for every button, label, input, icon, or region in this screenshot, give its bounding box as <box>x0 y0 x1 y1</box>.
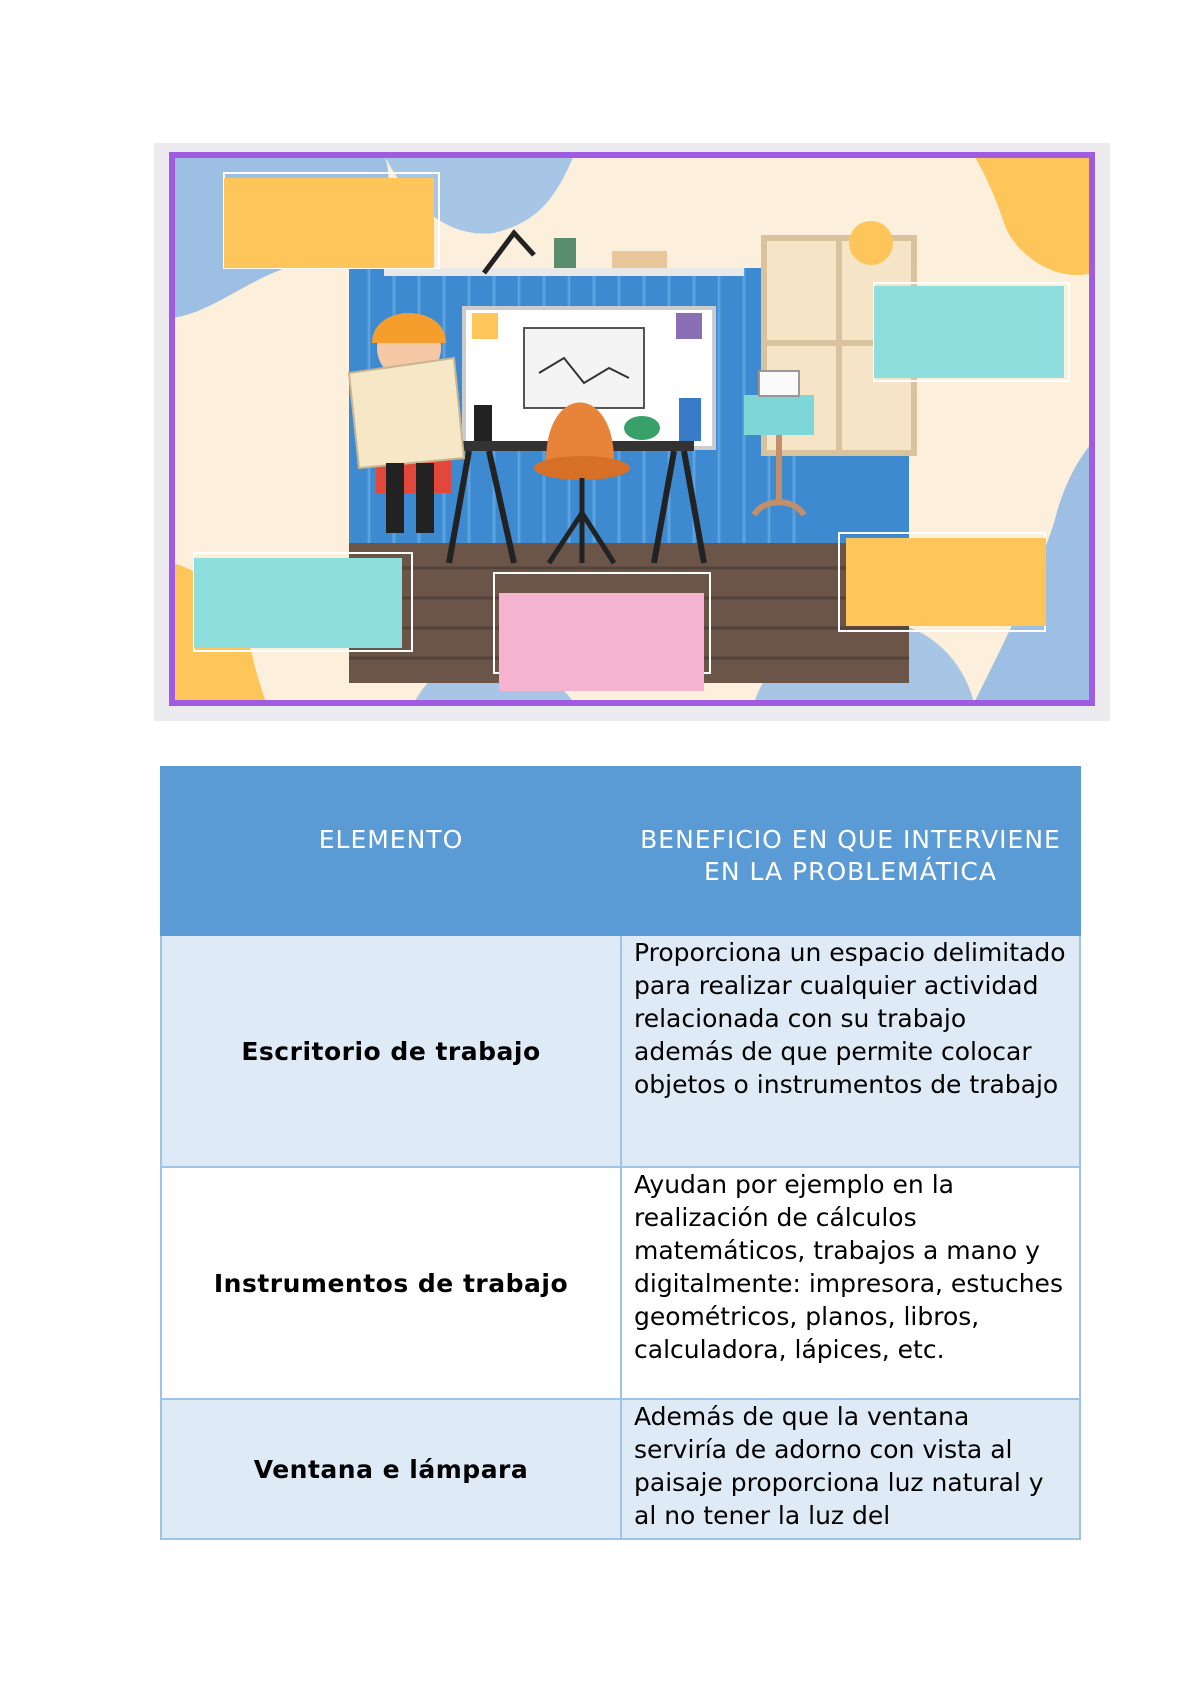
benefit-cell: Además de que la ventana serviría de adorno con vista al paisaje proporciona luz natural y al no tener la luz del <box>621 1399 1080 1539</box>
illustration-frame <box>154 143 1110 721</box>
office-workspace-illustration <box>154 143 1110 721</box>
shelf <box>384 268 744 276</box>
table-row <box>161 1399 1080 1539</box>
plant-pot-icon <box>554 238 576 268</box>
callout-box-pink-bottom <box>499 593 704 691</box>
callout-box-yellow-top <box>224 178 434 268</box>
callout-box-cyan-right <box>874 286 1064 378</box>
element-cell: Instrumentos de trabajo <box>161 1167 621 1399</box>
benefit-cell: Ayudan por ejemplo en la realización de cálculos matemáticos, trabajos a mano y digitalmente: impresora, estuches geométricos, planos, libros, calculadora, lápices, etc. <box>621 1167 1080 1399</box>
telephone-icon <box>624 416 660 440</box>
blueprint-paper-icon <box>349 358 464 468</box>
benefits-table <box>160 766 1081 1540</box>
book-icon <box>679 398 701 441</box>
table-row <box>161 935 1080 1167</box>
books-icon <box>612 251 667 268</box>
header-element: ELEMENTO <box>161 767 621 935</box>
element-cell: Ventana e lámpara <box>161 1399 621 1539</box>
phone-icon <box>474 405 492 441</box>
callout-box-cyan-bottom-left <box>194 558 402 648</box>
callout-box-yellow-bottom-right <box>846 538 1046 626</box>
element-cell: Escritorio de trabajo <box>161 935 621 1167</box>
header-benefit: BENEFICIO EN QUE INTERVIENE EN LA PROBLEMÁTICA <box>621 767 1080 935</box>
printer-icon <box>744 395 814 435</box>
table-header-row <box>161 767 1080 935</box>
table-row <box>161 1167 1080 1399</box>
benefit-cell: Proporciona un espacio delimitado para realizar cualquier actividad relacionada con su trabajo además de que permite colocar objetos o instrumentos de trabajo <box>621 935 1080 1167</box>
sun-icon <box>849 221 893 265</box>
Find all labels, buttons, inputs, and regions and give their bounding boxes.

+ + +

__Problem to work on__. Rewrite all the records with "callout-box" changed to "note-box" everywhere and everything else left as is. Leave out the pictures.

__Full solution__.
for every button, label, input, icon, or region in this screenshot, give its bounding box as <box>x0 y0 x1 y1</box>.
benefit-cell: Además de que la ventana serviría de adorno con vista al paisaje proporciona luz natural y al no tener la luz del <box>621 1399 1080 1539</box>
illustration-frame <box>154 143 1110 721</box>
office-workspace-illustration <box>154 143 1110 721</box>
shelf <box>384 268 744 276</box>
table-row <box>161 1399 1080 1539</box>
plant-pot-icon <box>554 238 576 268</box>
note-box-pink-bottom <box>499 593 704 691</box>
note-box-yellow-top <box>224 178 434 268</box>
note-box-cyan-right <box>874 286 1064 378</box>
element-cell: Instrumentos de trabajo <box>161 1167 621 1399</box>
benefit-cell: Ayudan por ejemplo en la realización de cálculos matemáticos, trabajos a mano y digitalmente: impresora, estuches geométricos, planos, libros, calculadora, lápices, etc. <box>621 1167 1080 1399</box>
telephone-icon <box>624 416 660 440</box>
blueprint-paper-icon <box>349 358 464 468</box>
benefits-table <box>160 766 1081 1540</box>
book-icon <box>679 398 701 441</box>
table-row <box>161 935 1080 1167</box>
books-icon <box>612 251 667 268</box>
header-element: ELEMENTO <box>161 767 621 935</box>
element-cell: Ventana e lámpara <box>161 1399 621 1539</box>
phone-icon <box>474 405 492 441</box>
note-box-cyan-bottom-left <box>194 558 402 648</box>
note-box-yellow-bottom-right <box>846 538 1046 626</box>
element-cell: Escritorio de trabajo <box>161 935 621 1167</box>
header-benefit: BENEFICIO EN QUE INTERVIENE EN LA PROBLEMÁTICA <box>621 767 1080 935</box>
printer-icon <box>744 395 814 435</box>
table-header-row <box>161 767 1080 935</box>
table-row <box>161 1167 1080 1399</box>
benefit-cell: Proporciona un espacio delimitado para realizar cualquier actividad relacionada con su trabajo además de que permite colocar objetos o instrumentos de trabajo <box>621 935 1080 1167</box>
sun-icon <box>849 221 893 265</box>
Find all labels, buttons, inputs, and regions and give their bounding boxes.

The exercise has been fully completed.